Print all entries precisely as they are written.

== MATERIAL ==

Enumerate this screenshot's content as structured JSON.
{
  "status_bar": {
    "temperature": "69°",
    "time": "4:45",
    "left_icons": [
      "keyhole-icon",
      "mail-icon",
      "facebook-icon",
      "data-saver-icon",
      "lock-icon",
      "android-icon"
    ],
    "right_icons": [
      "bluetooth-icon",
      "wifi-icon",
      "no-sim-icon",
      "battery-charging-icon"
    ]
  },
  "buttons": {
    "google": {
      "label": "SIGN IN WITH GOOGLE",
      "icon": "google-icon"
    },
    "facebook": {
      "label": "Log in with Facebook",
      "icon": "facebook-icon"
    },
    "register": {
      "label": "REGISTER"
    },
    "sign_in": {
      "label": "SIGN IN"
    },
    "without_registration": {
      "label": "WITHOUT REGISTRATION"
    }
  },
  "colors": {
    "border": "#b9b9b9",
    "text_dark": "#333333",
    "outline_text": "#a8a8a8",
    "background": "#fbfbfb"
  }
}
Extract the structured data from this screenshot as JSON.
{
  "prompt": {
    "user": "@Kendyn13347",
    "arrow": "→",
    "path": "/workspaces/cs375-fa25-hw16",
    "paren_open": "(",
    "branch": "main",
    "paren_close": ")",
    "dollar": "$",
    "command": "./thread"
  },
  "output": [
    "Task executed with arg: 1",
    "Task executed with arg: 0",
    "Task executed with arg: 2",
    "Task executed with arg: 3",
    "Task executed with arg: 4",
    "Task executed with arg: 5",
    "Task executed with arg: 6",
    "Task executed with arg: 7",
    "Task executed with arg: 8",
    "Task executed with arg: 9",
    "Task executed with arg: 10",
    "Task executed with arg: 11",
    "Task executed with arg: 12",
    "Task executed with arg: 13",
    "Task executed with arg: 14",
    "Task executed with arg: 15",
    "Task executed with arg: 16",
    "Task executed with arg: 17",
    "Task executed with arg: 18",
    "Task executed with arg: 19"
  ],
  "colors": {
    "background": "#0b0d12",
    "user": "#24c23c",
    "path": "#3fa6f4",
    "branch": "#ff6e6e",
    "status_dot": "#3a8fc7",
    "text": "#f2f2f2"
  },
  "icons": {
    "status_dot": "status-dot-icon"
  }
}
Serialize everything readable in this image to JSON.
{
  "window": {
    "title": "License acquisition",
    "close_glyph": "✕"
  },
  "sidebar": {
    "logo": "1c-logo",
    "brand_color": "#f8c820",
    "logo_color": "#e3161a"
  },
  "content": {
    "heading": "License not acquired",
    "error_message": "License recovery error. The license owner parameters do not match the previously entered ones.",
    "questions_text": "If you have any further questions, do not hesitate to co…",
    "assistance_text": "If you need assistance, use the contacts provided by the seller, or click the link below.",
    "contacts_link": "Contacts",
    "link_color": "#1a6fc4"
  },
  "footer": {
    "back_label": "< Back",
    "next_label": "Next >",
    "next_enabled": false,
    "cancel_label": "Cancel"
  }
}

===

#### OUTPUT FOR THIS EXERCISE
Enumerate this screenshot's content as structured JSON.
{
  "status_bar": {
    "temperature": "69°",
    "time": "4:45",
    "left_icons": [
      "keyhole-icon",
      "mail-icon",
      "facebook-icon",
      "data-saver-icon",
      "lock-icon",
      "android-icon"
    ],
    "right_icons": [
      "bluetooth-icon",
      "wifi-icon",
      "no-sim-icon",
      "battery-charging-icon"
    ]
  },
  "buttons": {
    "google": {
      "label": "SIGN IN WITH GOOGLE",
      "icon": "google-icon"
    },
    "facebook": {
      "label": "Log in with Facebook",
      "icon": "facebook-icon"
    },
    "register": {
      "label": "REGISTER"
    },
    "sign_in": {
      "label": "SIGN IN"
    },
    "without_registration": {
      "label": "WITHOUT REGISTRATION"
    }
  },
  "colors": {
    "border": "#b9b9b9",
    "text_dark": "#333333",
    "outline_text": "#a8a8a8",
    "background": "#fbfbfb"
  }
}
Extract the structured data from this screenshot as JSON.
{
  "prompt": {
    "user": "@Kendyn13347",
    "arrow": "→",
    "path": "/workspaces/cs375-fa25-hw16",
    "paren_open": "(",
    "branch": "main",
    "paren_close": ")",
    "dollar": "$",
    "command": "./thread"
  },
  "output": [
    "Task executed with arg: 1",
    "Task executed with arg: 0",
    "Task executed with arg: 2",
    "Task executed with arg: 3",
    "Task executed with arg: 4",
    "Task executed with arg: 5",
    "Task executed with arg: 6",
    "Task executed with arg: 7",
    "Task executed with arg: 8",
    "Task executed with arg: 9",
    "Task executed with arg: 10",
    "Task executed with arg: 11",
    "Task executed with arg: 12",
    "Task executed with arg: 13",
    "Task executed with arg: 14",
    "Task executed with arg: 15",
    "Task executed with arg: 16",
    "Task executed with arg: 17",
    "Task executed with arg: 18",
    "Task executed with arg: 19"
  ],
  "colors": {
    "background": "#0b0d12",
    "user": "#24c23c",
    "path": "#3fa6f4",
    "branch": "#ff6e6e",
    "status_dot": "#3a8fc7",
    "text": "#f2f2f2"
  },
  "icons": {
    "status_dot": "status-dot-icon"
  }
}
Serialize everything readable in this image to JSON.
{
  "window": {
    "title": "License acquisition",
    "close_glyph": "✕"
  },
  "sidebar": {
    "logo": "1c-logo",
    "brand_color": "#f8c820",
    "logo_color": "#e3161a"
  },
  "content": {
    "heading": "License not acquired",
    "error_message": "License recovery error. The license owner parameters do not match the previously entered ones.",
    "questions_text": "If you have any further questions, do not hesitate to co…",
    "assistance_text": "If you need assistance, use the contacts provided by the seller, or click the link below.",
    "contacts_link": "Contacts",
    "link_color": "#1a6fc4"
  },
  "footer": {
    "back_label": "< Back",
    "next_label": "Next >",
    "next_enabled": false,
    "cancel_label": "Cancel"
  }
}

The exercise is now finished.